Write the records below out again exactly as given, with no images.

Records from a collection
-- begin --
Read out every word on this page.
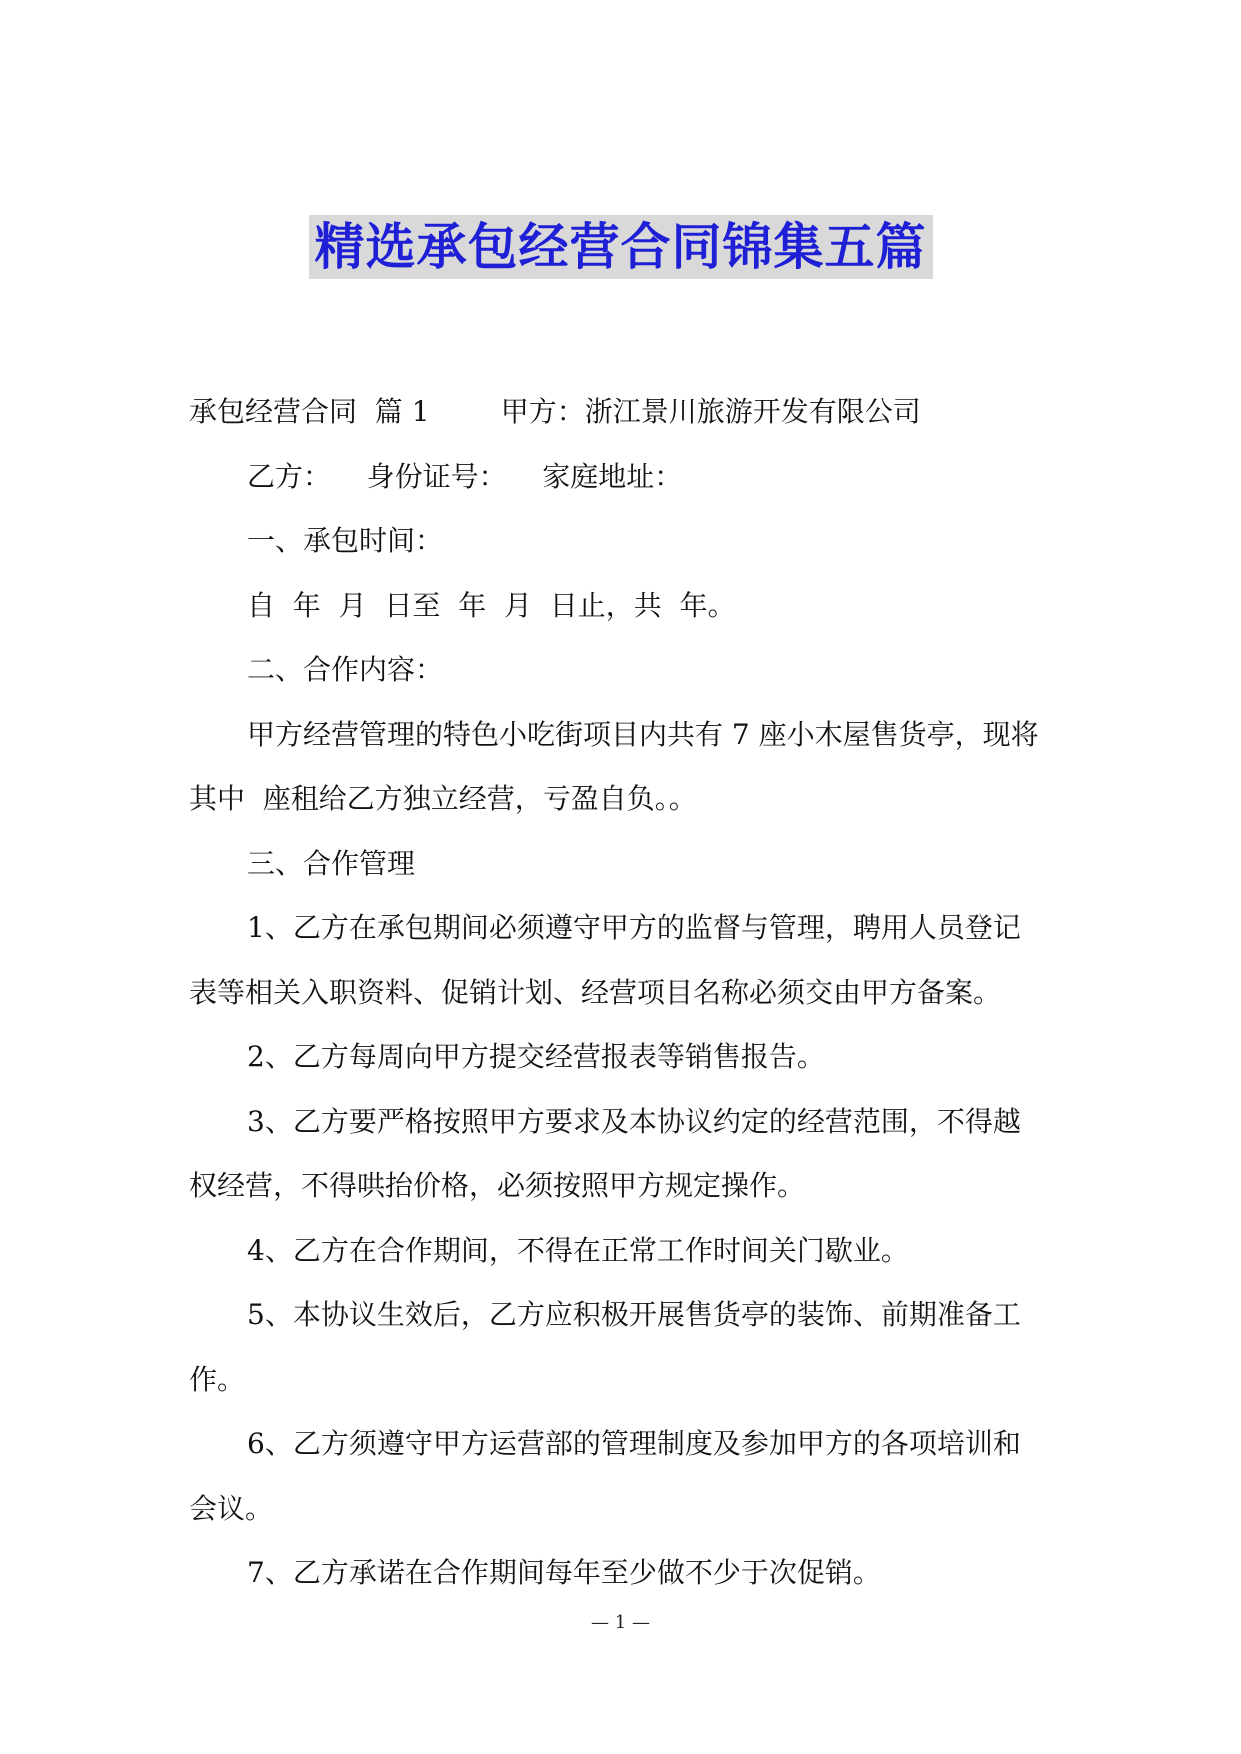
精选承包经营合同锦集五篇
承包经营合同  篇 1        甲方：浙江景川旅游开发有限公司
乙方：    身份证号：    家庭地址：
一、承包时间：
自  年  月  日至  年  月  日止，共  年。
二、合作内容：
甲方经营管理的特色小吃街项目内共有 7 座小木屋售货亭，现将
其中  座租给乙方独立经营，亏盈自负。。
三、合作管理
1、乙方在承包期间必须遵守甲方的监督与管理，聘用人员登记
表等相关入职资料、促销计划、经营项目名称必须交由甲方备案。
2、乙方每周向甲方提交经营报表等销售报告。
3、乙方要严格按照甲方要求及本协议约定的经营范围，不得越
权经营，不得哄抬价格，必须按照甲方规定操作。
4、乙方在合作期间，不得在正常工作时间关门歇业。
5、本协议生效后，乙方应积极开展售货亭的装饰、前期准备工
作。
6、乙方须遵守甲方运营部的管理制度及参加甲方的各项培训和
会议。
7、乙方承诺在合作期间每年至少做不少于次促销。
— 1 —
-- end --
RESULT:
Read out every word on this page.
精选承包经营合同锦集五篇
承包经营合同  篇 1        甲方：浙江景川旅游开发有限公司
乙方：    身份证号：    家庭地址：
一、承包时间：
自  年  月  日至  年  月  日止，共  年。
二、合作内容：
甲方经营管理的特色小吃街项目内共有 7 座小木屋售货亭，现将
其中  座租给乙方独立经营，亏盈自负。。
三、合作管理
1、乙方在承包期间必须遵守甲方的监督与管理，聘用人员登记
表等相关入职资料、促销计划、经营项目名称必须交由甲方备案。
2、乙方每周向甲方提交经营报表等销售报告。
3、乙方要严格按照甲方要求及本协议约定的经营范围，不得越
权经营，不得哄抬价格，必须按照甲方规定操作。
4、乙方在合作期间，不得在正常工作时间关门歇业。
5、本协议生效后，乙方应积极开展售货亭的装饰、前期准备工
作。
6、乙方须遵守甲方运营部的管理制度及参加甲方的各项培训和
会议。
7、乙方承诺在合作期间每年至少做不少于次促销。
— 1 —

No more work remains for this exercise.